[Data entries]
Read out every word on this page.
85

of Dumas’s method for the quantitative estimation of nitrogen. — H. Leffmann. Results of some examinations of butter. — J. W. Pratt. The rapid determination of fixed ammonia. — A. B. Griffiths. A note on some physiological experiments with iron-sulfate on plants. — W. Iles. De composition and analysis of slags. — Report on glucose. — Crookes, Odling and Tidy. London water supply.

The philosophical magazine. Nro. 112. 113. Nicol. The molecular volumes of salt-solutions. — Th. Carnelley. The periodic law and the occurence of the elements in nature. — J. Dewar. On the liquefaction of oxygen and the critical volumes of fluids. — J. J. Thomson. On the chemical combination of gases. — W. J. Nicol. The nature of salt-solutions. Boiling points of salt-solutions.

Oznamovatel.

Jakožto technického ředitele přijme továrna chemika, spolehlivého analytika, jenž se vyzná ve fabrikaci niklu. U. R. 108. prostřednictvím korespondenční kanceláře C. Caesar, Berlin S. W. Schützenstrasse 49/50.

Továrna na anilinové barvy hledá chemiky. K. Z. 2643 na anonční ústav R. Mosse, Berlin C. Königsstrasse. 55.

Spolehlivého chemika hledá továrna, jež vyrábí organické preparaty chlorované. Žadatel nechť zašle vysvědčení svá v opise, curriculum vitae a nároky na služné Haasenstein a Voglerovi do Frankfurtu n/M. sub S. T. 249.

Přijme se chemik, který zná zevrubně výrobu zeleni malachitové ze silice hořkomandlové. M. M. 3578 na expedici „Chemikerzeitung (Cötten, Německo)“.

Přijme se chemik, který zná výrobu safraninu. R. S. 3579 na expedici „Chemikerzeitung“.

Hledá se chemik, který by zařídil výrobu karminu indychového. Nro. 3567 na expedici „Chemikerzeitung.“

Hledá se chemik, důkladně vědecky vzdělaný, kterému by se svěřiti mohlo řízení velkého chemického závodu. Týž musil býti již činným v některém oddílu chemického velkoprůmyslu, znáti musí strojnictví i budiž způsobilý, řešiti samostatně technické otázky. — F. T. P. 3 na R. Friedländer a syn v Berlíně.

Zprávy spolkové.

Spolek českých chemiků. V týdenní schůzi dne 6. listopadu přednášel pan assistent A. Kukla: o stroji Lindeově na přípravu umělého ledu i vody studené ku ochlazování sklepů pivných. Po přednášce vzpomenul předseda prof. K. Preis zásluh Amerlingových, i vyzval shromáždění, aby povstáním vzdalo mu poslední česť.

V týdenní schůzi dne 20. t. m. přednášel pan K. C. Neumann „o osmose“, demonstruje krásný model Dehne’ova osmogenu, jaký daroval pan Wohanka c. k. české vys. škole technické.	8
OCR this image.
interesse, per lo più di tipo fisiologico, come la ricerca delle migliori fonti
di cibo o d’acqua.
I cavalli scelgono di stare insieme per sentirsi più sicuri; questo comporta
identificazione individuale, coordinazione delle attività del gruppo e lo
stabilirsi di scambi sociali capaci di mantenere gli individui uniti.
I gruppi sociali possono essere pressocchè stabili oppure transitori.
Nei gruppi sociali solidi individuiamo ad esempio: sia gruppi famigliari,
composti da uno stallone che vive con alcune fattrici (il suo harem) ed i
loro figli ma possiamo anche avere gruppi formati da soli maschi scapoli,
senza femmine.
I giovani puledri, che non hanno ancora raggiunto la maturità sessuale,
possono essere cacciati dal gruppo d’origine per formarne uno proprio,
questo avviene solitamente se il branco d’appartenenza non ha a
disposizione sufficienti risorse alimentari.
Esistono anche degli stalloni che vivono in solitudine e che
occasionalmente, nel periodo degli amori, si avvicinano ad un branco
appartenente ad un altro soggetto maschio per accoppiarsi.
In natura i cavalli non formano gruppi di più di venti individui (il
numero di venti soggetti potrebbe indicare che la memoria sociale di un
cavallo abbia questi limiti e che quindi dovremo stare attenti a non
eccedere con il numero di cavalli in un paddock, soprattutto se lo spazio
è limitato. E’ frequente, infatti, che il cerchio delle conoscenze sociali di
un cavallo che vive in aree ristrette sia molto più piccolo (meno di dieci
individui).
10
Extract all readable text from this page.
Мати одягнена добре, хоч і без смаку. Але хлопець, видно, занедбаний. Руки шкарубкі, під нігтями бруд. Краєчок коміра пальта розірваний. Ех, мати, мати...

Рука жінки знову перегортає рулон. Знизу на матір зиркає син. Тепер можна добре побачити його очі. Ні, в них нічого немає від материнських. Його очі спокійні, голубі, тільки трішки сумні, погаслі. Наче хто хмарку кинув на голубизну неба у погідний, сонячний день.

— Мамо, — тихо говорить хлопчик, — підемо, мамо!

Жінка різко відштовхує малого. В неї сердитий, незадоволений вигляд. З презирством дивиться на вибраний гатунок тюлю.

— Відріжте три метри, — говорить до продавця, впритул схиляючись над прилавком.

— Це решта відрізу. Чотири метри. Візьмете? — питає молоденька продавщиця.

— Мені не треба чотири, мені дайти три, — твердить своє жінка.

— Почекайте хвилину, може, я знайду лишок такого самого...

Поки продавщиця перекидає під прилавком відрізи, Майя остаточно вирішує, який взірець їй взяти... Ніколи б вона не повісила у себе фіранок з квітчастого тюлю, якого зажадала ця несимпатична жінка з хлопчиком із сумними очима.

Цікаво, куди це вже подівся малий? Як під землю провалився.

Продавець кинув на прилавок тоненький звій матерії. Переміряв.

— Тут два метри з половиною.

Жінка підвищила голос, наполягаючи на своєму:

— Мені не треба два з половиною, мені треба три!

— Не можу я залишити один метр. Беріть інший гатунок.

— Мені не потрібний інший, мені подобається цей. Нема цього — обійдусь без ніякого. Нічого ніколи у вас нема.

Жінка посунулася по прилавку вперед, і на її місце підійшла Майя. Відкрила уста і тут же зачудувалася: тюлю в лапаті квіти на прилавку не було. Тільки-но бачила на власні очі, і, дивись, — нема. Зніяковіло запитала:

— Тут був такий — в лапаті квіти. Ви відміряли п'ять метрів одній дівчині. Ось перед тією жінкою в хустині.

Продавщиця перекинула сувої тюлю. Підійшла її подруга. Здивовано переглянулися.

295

- **Task goal**
Show each line of the data that contains the string "essere".

- **Result of the exercise**
I gruppi sociali possono essere pressocchè stabili oppure transitori.
possono essere cacciati dal gruppo d’origine per formarne uno proprio,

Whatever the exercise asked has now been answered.